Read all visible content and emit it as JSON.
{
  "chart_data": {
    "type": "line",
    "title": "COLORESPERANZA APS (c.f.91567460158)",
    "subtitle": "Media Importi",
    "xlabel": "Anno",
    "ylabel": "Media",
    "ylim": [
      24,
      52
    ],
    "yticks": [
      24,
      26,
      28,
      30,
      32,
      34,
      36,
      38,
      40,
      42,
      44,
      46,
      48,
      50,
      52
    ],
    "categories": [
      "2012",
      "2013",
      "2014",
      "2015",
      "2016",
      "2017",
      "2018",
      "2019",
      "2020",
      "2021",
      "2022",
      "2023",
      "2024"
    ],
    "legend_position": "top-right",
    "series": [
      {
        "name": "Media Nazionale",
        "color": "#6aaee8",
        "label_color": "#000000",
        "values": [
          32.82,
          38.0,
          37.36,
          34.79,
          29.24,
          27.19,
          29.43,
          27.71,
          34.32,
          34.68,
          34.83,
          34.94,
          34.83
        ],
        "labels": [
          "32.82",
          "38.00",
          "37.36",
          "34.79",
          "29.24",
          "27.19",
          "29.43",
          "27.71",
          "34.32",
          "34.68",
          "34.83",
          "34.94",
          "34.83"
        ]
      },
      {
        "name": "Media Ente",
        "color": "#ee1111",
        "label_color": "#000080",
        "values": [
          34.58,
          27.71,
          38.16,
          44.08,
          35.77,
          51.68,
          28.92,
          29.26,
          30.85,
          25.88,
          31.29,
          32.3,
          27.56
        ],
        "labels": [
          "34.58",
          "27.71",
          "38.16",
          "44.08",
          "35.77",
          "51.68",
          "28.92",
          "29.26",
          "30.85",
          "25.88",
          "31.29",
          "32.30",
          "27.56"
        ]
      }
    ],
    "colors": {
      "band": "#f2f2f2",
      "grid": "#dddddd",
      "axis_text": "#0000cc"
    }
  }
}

============

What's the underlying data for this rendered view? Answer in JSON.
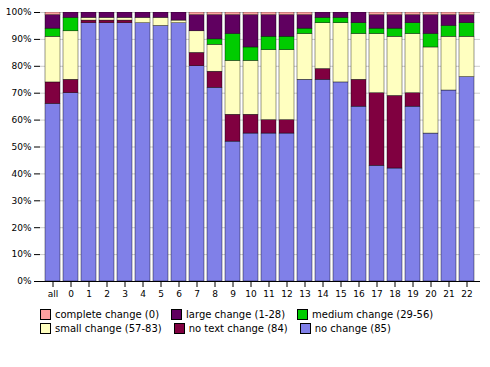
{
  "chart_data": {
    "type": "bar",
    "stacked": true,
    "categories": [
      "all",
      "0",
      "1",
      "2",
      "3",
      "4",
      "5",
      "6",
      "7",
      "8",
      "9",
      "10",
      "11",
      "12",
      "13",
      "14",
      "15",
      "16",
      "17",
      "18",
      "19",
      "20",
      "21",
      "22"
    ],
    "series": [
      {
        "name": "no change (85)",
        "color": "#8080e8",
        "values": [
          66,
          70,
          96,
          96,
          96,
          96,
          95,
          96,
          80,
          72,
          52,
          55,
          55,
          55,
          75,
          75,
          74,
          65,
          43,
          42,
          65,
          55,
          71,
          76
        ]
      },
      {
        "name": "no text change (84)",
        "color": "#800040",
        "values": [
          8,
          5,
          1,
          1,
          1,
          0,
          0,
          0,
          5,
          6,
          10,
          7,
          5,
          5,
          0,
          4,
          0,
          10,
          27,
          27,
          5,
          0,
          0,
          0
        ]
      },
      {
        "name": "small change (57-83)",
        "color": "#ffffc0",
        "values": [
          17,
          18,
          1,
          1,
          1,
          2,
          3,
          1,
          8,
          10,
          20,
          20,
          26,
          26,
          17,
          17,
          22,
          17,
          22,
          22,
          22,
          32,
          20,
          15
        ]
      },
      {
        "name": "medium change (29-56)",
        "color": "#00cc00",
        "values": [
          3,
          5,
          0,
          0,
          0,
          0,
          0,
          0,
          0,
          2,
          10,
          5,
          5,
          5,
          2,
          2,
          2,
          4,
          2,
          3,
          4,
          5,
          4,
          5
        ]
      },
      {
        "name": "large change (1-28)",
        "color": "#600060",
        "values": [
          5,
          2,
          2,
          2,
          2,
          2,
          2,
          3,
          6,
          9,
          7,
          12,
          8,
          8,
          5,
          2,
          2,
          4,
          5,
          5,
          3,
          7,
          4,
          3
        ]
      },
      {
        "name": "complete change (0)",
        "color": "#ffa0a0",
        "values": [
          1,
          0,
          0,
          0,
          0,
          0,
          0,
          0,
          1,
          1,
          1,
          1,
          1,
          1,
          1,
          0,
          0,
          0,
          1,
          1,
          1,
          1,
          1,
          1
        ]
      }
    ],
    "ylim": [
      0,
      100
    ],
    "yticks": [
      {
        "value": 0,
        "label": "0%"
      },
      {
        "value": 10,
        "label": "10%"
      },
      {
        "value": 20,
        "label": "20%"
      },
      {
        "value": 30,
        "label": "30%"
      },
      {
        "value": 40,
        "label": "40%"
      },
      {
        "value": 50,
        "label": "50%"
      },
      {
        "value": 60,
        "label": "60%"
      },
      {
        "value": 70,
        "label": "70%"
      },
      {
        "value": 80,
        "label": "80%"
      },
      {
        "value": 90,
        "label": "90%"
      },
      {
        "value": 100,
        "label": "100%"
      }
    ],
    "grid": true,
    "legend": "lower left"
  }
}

============

* TASK *
In the listing, how many lines hold "JSON"? Answer with a bare number.

* TASK RESPONSE *
2